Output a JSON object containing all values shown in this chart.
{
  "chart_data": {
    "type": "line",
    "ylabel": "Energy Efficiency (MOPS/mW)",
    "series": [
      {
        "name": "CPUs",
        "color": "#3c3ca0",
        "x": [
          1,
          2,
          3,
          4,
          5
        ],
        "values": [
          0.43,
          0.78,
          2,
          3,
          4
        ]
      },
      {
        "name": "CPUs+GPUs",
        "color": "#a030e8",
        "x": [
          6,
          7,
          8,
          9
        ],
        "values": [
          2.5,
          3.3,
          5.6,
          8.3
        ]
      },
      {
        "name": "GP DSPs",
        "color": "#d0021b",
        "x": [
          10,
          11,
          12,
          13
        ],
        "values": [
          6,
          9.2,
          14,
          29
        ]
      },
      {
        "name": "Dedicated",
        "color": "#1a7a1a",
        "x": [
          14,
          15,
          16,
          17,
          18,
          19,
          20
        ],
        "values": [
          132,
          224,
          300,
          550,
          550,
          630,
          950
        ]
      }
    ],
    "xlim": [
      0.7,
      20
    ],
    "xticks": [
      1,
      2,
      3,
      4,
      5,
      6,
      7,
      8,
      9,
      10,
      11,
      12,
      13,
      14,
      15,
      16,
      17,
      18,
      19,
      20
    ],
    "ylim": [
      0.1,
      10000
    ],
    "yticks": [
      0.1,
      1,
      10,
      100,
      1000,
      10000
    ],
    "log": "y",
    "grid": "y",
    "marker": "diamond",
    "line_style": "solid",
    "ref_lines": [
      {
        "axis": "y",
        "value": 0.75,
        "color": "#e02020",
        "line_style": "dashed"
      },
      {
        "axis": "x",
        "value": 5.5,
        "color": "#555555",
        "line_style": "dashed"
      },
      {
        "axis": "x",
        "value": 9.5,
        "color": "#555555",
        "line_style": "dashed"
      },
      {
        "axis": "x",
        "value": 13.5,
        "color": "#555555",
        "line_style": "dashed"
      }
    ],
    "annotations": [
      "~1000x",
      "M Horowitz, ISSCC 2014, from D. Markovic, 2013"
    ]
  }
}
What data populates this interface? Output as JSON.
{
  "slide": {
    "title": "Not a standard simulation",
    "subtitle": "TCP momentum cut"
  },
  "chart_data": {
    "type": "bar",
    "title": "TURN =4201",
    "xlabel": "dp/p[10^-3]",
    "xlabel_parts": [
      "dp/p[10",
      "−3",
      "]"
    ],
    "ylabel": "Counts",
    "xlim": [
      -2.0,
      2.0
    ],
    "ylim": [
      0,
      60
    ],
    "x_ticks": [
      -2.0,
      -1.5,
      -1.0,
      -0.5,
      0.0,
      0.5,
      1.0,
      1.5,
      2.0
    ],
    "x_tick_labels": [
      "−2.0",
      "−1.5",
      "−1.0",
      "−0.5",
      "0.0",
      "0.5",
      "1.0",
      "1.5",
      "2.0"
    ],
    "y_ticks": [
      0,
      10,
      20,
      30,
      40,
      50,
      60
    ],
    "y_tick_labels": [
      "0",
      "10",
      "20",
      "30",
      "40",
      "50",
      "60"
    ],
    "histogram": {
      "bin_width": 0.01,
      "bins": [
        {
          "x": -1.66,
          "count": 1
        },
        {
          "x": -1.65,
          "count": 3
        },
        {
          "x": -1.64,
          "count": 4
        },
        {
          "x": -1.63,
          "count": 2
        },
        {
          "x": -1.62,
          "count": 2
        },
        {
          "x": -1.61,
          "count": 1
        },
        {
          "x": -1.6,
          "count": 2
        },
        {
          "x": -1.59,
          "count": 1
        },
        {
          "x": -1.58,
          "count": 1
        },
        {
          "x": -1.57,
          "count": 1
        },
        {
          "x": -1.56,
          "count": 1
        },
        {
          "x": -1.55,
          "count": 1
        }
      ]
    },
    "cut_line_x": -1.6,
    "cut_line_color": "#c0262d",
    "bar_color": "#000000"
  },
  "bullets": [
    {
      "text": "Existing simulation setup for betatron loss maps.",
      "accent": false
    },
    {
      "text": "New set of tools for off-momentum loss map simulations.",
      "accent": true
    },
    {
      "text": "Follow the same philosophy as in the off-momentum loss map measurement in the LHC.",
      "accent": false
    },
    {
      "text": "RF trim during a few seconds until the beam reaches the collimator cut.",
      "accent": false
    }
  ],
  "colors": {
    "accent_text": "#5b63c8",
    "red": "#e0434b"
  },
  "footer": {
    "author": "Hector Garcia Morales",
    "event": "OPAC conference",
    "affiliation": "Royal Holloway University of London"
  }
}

===============

Retype the material above, line by line, exactly.

§ RESULT OF THE EXERCISE
Output a JSON object containing all values shown in this chart.
{
  "chart_data": {
    "type": "line",
    "ylabel": "Energy Efficiency (MOPS/mW)",
    "series": [
      {
        "name": "CPUs",
        "color": "#3c3ca0",
        "x": [
          1,
          2,
          3,
          4,
          5
        ],
        "values": [
          0.43,
          0.78,
          2,
          3,
          4
        ]
      },
      {
        "name": "CPUs+GPUs",
        "color": "#a030e8",
        "x": [
          6,
          7,
          8,
          9
        ],
        "values": [
          2.5,
          3.3,
          5.6,
          8.3
        ]
      },
      {
        "name": "GP DSPs",
        "color": "#d0021b",
        "x": [
          10,
          11,
          12,
          13
        ],
        "values": [
          6,
          9.2,
          14,
          29
        ]
      },
      {
        "name": "Dedicated",
        "color": "#1a7a1a",
        "x": [
          14,
          15,
          16,
          17,
          18,
          19,
          20
        ],
        "values": [
          132,
          224,
          300,
          550,
          550,
          630,
          950
        ]
      }
    ],
    "xlim": [
      0.7,
      20
    ],
    "xticks": [
      1,
      2,
      3,
      4,
      5,
      6,
      7,
      8,
      9,
      10,
      11,
      12,
      13,
      14,
      15,
      16,
      17,
      18,
      19,
      20
    ],
    "ylim": [
      0.1,
      10000
    ],
    "yticks": [
      0.1,
      1,
      10,
      100,
      1000,
      10000
    ],
    "log": "y",
    "grid": "y",
    "marker": "diamond",
    "line_style": "solid",
    "ref_lines": [
      {
        "axis": "y",
        "value": 0.75,
        "color": "#e02020",
        "line_style": "dashed"
      },
      {
        "axis": "x",
        "value": 5.5,
        "color": "#555555",
        "line_style": "dashed"
      },
      {
        "axis": "x",
        "value": 9.5,
        "color": "#555555",
        "line_style": "dashed"
      },
      {
        "axis": "x",
        "value": 13.5,
        "color": "#555555",
        "line_style": "dashed"
      }
    ],
    "annotations": [
      "~1000x",
      "M Horowitz, ISSCC 2014, from D. Markovic, 2013"
    ]
  }
}
What data populates this interface? Output as JSON.
{
  "slide": {
    "title": "Not a standard simulation",
    "subtitle": "TCP momentum cut"
  },
  "chart_data": {
    "type": "bar",
    "title": "TURN =4201",
    "xlabel": "dp/p[10^-3]",
    "xlabel_parts": [
      "dp/p[10",
      "−3",
      "]"
    ],
    "ylabel": "Counts",
    "xlim": [
      -2.0,
      2.0
    ],
    "ylim": [
      0,
      60
    ],
    "x_ticks": [
      -2.0,
      -1.5,
      -1.0,
      -0.5,
      0.0,
      0.5,
      1.0,
      1.5,
      2.0
    ],
    "x_tick_labels": [
      "−2.0",
      "−1.5",
      "−1.0",
      "−0.5",
      "0.0",
      "0.5",
      "1.0",
      "1.5",
      "2.0"
    ],
    "y_ticks": [
      0,
      10,
      20,
      30,
      40,
      50,
      60
    ],
    "y_tick_labels": [
      "0",
      "10",
      "20",
      "30",
      "40",
      "50",
      "60"
    ],
    "histogram": {
      "bin_width": 0.01,
      "bins": [
        {
          "x": -1.66,
          "count": 1
        },
        {
          "x": -1.65,
          "count": 3
        },
        {
          "x": -1.64,
          "count": 4
        },
        {
          "x": -1.63,
          "count": 2
        },
        {
          "x": -1.62,
          "count": 2
        },
        {
          "x": -1.61,
          "count": 1
        },
        {
          "x": -1.6,
          "count": 2
        },
        {
          "x": -1.59,
          "count": 1
        },
        {
          "x": -1.58,
          "count": 1
        },
        {
          "x": -1.57,
          "count": 1
        },
        {
          "x": -1.56,
          "count": 1
        },
        {
          "x": -1.55,
          "count": 1
        }
      ]
    },
    "cut_line_x": -1.6,
    "cut_line_color": "#c0262d",
    "bar_color": "#000000"
  },
  "bullets": [
    {
      "text": "Existing simulation setup for betatron loss maps.",
      "accent": false
    },
    {
      "text": "New set of tools for off-momentum loss map simulations.",
      "accent": true
    },
    {
      "text": "Follow the same philosophy as in the off-momentum loss map measurement in the LHC.",
      "accent": false
    },
    {
      "text": "RF trim during a few seconds until the beam reaches the collimator cut.",
      "accent": false
    }
  ],
  "colors": {
    "accent_text": "#5b63c8",
    "red": "#e0434b"
  },
  "footer": {
    "author": "Hector Garcia Morales",
    "event": "OPAC conference",
    "affiliation": "Royal Holloway University of London"
  }
}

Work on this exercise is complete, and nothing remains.